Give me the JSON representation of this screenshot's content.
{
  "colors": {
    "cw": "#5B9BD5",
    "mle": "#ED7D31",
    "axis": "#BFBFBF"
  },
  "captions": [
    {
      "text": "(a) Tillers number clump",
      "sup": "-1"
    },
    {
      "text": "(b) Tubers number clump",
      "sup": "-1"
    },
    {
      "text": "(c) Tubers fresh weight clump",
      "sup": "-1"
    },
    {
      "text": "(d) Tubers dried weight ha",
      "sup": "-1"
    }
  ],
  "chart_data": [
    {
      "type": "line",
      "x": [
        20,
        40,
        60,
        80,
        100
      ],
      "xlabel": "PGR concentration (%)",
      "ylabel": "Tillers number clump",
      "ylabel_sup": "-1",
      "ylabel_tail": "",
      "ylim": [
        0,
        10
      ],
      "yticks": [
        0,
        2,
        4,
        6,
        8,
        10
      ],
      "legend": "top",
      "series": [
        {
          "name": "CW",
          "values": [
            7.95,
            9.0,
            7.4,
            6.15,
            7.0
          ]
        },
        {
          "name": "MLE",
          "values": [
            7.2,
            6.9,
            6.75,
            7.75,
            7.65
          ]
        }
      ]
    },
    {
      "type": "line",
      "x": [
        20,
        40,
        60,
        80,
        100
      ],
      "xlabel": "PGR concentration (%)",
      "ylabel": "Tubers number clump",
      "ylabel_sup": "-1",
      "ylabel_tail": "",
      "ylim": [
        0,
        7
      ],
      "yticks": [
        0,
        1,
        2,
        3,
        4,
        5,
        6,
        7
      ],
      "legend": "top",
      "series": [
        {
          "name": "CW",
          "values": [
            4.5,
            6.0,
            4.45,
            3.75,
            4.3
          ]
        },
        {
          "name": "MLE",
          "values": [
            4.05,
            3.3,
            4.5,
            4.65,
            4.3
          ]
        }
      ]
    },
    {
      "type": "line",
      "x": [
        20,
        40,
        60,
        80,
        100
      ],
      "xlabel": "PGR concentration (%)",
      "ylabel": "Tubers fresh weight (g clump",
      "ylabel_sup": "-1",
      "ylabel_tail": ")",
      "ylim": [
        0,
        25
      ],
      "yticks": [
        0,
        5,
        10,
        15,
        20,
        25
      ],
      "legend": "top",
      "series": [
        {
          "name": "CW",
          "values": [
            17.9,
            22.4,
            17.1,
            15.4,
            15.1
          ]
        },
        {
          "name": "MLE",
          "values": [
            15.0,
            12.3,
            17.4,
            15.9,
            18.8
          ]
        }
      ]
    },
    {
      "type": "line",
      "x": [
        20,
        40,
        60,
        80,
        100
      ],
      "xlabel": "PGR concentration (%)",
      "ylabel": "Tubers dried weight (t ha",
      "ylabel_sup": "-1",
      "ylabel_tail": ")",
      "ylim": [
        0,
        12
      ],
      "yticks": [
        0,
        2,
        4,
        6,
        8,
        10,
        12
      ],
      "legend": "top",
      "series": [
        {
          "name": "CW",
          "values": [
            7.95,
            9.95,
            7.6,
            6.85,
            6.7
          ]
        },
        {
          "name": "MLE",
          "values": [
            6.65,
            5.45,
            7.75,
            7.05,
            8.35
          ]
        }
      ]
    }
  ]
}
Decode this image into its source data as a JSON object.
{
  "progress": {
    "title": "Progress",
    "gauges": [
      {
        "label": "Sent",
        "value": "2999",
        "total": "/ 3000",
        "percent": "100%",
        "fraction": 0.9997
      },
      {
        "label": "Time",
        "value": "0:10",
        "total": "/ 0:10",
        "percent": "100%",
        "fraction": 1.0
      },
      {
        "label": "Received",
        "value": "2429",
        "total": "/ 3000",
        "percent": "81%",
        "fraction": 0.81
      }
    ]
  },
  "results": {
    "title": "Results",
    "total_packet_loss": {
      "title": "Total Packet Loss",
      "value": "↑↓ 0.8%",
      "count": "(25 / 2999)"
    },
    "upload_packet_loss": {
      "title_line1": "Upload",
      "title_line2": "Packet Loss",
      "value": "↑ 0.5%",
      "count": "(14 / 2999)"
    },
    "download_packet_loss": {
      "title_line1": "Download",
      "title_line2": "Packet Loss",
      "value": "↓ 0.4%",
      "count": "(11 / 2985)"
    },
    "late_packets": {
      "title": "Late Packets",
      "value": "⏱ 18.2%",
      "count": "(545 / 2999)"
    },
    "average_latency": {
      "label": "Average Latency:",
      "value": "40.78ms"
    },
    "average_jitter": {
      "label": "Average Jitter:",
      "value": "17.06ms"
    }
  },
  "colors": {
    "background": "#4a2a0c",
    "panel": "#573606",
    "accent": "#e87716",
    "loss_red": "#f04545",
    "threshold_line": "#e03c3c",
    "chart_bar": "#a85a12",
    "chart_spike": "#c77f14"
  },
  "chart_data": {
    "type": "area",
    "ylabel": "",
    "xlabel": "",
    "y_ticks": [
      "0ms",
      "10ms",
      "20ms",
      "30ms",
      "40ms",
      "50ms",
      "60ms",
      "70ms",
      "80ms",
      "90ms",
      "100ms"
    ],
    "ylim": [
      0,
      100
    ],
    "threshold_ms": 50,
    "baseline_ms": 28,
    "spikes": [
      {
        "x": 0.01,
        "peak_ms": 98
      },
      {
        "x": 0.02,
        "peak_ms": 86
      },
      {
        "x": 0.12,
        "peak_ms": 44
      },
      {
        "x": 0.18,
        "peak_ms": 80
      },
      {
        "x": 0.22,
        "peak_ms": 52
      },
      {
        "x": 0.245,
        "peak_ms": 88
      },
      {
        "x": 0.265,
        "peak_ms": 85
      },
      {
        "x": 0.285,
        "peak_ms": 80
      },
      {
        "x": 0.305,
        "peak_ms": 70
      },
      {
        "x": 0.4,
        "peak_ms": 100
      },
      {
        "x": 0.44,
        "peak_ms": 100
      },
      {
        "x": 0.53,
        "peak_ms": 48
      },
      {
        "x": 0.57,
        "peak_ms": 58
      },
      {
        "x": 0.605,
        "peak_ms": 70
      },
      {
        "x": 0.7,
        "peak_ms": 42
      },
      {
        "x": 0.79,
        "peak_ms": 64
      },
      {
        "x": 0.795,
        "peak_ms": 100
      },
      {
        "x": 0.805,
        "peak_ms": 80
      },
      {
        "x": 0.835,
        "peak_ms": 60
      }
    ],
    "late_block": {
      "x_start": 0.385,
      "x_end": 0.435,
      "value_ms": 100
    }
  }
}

──────

### Exercise requirements
Retype the whole listing above exactly.

### Result of the task
Give me the JSON representation of this screenshot's content.
{
  "colors": {
    "cw": "#5B9BD5",
    "mle": "#ED7D31",
    "axis": "#BFBFBF"
  },
  "captions": [
    {
      "text": "(a) Tillers number clump",
      "sup": "-1"
    },
    {
      "text": "(b) Tubers number clump",
      "sup": "-1"
    },
    {
      "text": "(c) Tubers fresh weight clump",
      "sup": "-1"
    },
    {
      "text": "(d) Tubers dried weight ha",
      "sup": "-1"
    }
  ],
  "chart_data": [
    {
      "type": "line",
      "x": [
        20,
        40,
        60,
        80,
        100
      ],
      "xlabel": "PGR concentration (%)",
      "ylabel": "Tillers number clump",
      "ylabel_sup": "-1",
      "ylabel_tail": "",
      "ylim": [
        0,
        10
      ],
      "yticks": [
        0,
        2,
        4,
        6,
        8,
        10
      ],
      "legend": "top",
      "series": [
        {
          "name": "CW",
          "values": [
            7.95,
            9.0,
            7.4,
            6.15,
            7.0
          ]
        },
        {
          "name": "MLE",
          "values": [
            7.2,
            6.9,
            6.75,
            7.75,
            7.65
          ]
        }
      ]
    },
    {
      "type": "line",
      "x": [
        20,
        40,
        60,
        80,
        100
      ],
      "xlabel": "PGR concentration (%)",
      "ylabel": "Tubers number clump",
      "ylabel_sup": "-1",
      "ylabel_tail": "",
      "ylim": [
        0,
        7
      ],
      "yticks": [
        0,
        1,
        2,
        3,
        4,
        5,
        6,
        7
      ],
      "legend": "top",
      "series": [
        {
          "name": "CW",
          "values": [
            4.5,
            6.0,
            4.45,
            3.75,
            4.3
          ]
        },
        {
          "name": "MLE",
          "values": [
            4.05,
            3.3,
            4.5,
            4.65,
            4.3
          ]
        }
      ]
    },
    {
      "type": "line",
      "x": [
        20,
        40,
        60,
        80,
        100
      ],
      "xlabel": "PGR concentration (%)",
      "ylabel": "Tubers fresh weight (g clump",
      "ylabel_sup": "-1",
      "ylabel_tail": ")",
      "ylim": [
        0,
        25
      ],
      "yticks": [
        0,
        5,
        10,
        15,
        20,
        25
      ],
      "legend": "top",
      "series": [
        {
          "name": "CW",
          "values": [
            17.9,
            22.4,
            17.1,
            15.4,
            15.1
          ]
        },
        {
          "name": "MLE",
          "values": [
            15.0,
            12.3,
            17.4,
            15.9,
            18.8
          ]
        }
      ]
    },
    {
      "type": "line",
      "x": [
        20,
        40,
        60,
        80,
        100
      ],
      "xlabel": "PGR concentration (%)",
      "ylabel": "Tubers dried weight (t ha",
      "ylabel_sup": "-1",
      "ylabel_tail": ")",
      "ylim": [
        0,
        12
      ],
      "yticks": [
        0,
        2,
        4,
        6,
        8,
        10,
        12
      ],
      "legend": "top",
      "series": [
        {
          "name": "CW",
          "values": [
            7.95,
            9.95,
            7.6,
            6.85,
            6.7
          ]
        },
        {
          "name": "MLE",
          "values": [
            6.65,
            5.45,
            7.75,
            7.05,
            8.35
          ]
        }
      ]
    }
  ]
}
Decode this image into its source data as a JSON object.
{
  "progress": {
    "title": "Progress",
    "gauges": [
      {
        "label": "Sent",
        "value": "2999",
        "total": "/ 3000",
        "percent": "100%",
        "fraction": 0.9997
      },
      {
        "label": "Time",
        "value": "0:10",
        "total": "/ 0:10",
        "percent": "100%",
        "fraction": 1.0
      },
      {
        "label": "Received",
        "value": "2429",
        "total": "/ 3000",
        "percent": "81%",
        "fraction": 0.81
      }
    ]
  },
  "results": {
    "title": "Results",
    "total_packet_loss": {
      "title": "Total Packet Loss",
      "value": "↑↓ 0.8%",
      "count": "(25 / 2999)"
    },
    "upload_packet_loss": {
      "title_line1": "Upload",
      "title_line2": "Packet Loss",
      "value": "↑ 0.5%",
      "count": "(14 / 2999)"
    },
    "download_packet_loss": {
      "title_line1": "Download",
      "title_line2": "Packet Loss",
      "value": "↓ 0.4%",
      "count": "(11 / 2985)"
    },
    "late_packets": {
      "title": "Late Packets",
      "value": "⏱ 18.2%",
      "count": "(545 / 2999)"
    },
    "average_latency": {
      "label": "Average Latency:",
      "value": "40.78ms"
    },
    "average_jitter": {
      "label": "Average Jitter:",
      "value": "17.06ms"
    }
  },
  "colors": {
    "background": "#4a2a0c",
    "panel": "#573606",
    "accent": "#e87716",
    "loss_red": "#f04545",
    "threshold_line": "#e03c3c",
    "chart_bar": "#a85a12",
    "chart_spike": "#c77f14"
  },
  "chart_data": {
    "type": "area",
    "ylabel": "",
    "xlabel": "",
    "y_ticks": [
      "0ms",
      "10ms",
      "20ms",
      "30ms",
      "40ms",
      "50ms",
      "60ms",
      "70ms",
      "80ms",
      "90ms",
      "100ms"
    ],
    "ylim": [
      0,
      100
    ],
    "threshold_ms": 50,
    "baseline_ms": 28,
    "spikes": [
      {
        "x": 0.01,
        "peak_ms": 98
      },
      {
        "x": 0.02,
        "peak_ms": 86
      },
      {
        "x": 0.12,
        "peak_ms": 44
      },
      {
        "x": 0.18,
        "peak_ms": 80
      },
      {
        "x": 0.22,
        "peak_ms": 52
      },
      {
        "x": 0.245,
        "peak_ms": 88
      },
      {
        "x": 0.265,
        "peak_ms": 85
      },
      {
        "x": 0.285,
        "peak_ms": 80
      },
      {
        "x": 0.305,
        "peak_ms": 70
      },
      {
        "x": 0.4,
        "peak_ms": 100
      },
      {
        "x": 0.44,
        "peak_ms": 100
      },
      {
        "x": 0.53,
        "peak_ms": 48
      },
      {
        "x": 0.57,
        "peak_ms": 58
      },
      {
        "x": 0.605,
        "peak_ms": 70
      },
      {
        "x": 0.7,
        "peak_ms": 42
      },
      {
        "x": 0.79,
        "peak_ms": 64
      },
      {
        "x": 0.795,
        "peak_ms": 100
      },
      {
        "x": 0.805,
        "peak_ms": 80
      },
      {
        "x": 0.835,
        "peak_ms": 60
      }
    ],
    "late_block": {
      "x_start": 0.385,
      "x_end": 0.435,
      "value_ms": 100
    }
  }
}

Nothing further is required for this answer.